▶ [PROVIDED RECORDS]
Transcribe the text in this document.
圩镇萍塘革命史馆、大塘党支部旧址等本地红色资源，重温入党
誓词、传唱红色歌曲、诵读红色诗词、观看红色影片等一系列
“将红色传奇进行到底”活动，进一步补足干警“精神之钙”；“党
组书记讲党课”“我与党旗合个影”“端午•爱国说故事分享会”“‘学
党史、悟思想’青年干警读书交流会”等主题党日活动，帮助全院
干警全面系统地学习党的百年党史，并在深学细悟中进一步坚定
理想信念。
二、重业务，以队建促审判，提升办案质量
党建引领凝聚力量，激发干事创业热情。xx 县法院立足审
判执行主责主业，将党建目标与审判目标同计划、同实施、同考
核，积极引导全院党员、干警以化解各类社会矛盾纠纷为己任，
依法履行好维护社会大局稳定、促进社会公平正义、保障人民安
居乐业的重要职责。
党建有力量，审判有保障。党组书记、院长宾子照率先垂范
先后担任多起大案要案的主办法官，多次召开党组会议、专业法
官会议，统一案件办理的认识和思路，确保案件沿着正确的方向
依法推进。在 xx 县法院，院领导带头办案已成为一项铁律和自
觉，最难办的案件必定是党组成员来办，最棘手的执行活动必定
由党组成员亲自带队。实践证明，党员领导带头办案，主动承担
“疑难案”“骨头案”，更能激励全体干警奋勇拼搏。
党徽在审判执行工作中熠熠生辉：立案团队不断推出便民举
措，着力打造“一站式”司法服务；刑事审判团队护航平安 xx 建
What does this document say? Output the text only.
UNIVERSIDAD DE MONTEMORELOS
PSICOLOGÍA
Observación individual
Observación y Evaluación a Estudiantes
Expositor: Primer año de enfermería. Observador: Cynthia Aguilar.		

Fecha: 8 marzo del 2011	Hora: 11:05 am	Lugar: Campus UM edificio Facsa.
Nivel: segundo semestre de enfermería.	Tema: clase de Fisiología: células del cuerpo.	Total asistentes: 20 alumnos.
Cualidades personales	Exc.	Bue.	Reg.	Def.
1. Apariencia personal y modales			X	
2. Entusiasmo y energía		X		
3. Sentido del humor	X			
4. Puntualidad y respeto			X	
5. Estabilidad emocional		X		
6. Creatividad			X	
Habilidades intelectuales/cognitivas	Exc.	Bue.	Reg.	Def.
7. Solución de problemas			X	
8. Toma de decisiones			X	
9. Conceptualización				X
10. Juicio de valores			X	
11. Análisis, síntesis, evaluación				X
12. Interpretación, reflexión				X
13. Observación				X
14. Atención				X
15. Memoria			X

▶ [WHAT IS NEEDED] Each record above should be output again exactly.

▶ [THE REPLY]
Transcribe the text in this document.
圩镇萍塘革命史馆、大塘党支部旧址等本地红色资源，重温入党
誓词、传唱红色歌曲、诵读红色诗词、观看红色影片等一系列
“将红色传奇进行到底”活动，进一步补足干警“精神之钙”；“党
组书记讲党课”“我与党旗合个影”“端午•爱国说故事分享会”“‘学
党史、悟思想’青年干警读书交流会”等主题党日活动，帮助全院
干警全面系统地学习党的百年党史，并在深学细悟中进一步坚定
理想信念。
二、重业务，以队建促审判，提升办案质量
党建引领凝聚力量，激发干事创业热情。xx 县法院立足审
判执行主责主业，将党建目标与审判目标同计划、同实施、同考
核，积极引导全院党员、干警以化解各类社会矛盾纠纷为己任，
依法履行好维护社会大局稳定、促进社会公平正义、保障人民安
居乐业的重要职责。
党建有力量，审判有保障。党组书记、院长宾子照率先垂范
先后担任多起大案要案的主办法官，多次召开党组会议、专业法
官会议，统一案件办理的认识和思路，确保案件沿着正确的方向
依法推进。在 xx 县法院，院领导带头办案已成为一项铁律和自
觉，最难办的案件必定是党组成员来办，最棘手的执行活动必定
由党组成员亲自带队。实践证明，党员领导带头办案，主动承担
“疑难案”“骨头案”，更能激励全体干警奋勇拼搏。
党徽在审判执行工作中熠熠生辉：立案团队不断推出便民举
措，着力打造“一站式”司法服务；刑事审判团队护航平安 xx 建
What does this document say? Output the text only.
UNIVERSIDAD DE MONTEMORELOS
PSICOLOGÍA
Observación individual
Observación y Evaluación a Estudiantes
Expositor: Primer año de enfermería. Observador: Cynthia Aguilar.		

Fecha: 8 marzo del 2011	Hora: 11:05 am	Lugar: Campus UM edificio Facsa.
Nivel: segundo semestre de enfermería.	Tema: clase de Fisiología: células del cuerpo.	Total asistentes: 20 alumnos.
Cualidades personales	Exc.	Bue.	Reg.	Def.
1. Apariencia personal y modales			X	
2. Entusiasmo y energía		X		
3. Sentido del humor	X			
4. Puntualidad y respeto			X	
5. Estabilidad emocional		X		
6. Creatividad			X	
Habilidades intelectuales/cognitivas	Exc.	Bue.	Reg.	Def.
7. Solución de problemas			X	
8. Toma de decisiones			X	
9. Conceptualización				X
10. Juicio de valores			X	
11. Análisis, síntesis, evaluación				X
12. Interpretación, reflexión				X
13. Observación				X
14. Atención				X
15. Memoria			X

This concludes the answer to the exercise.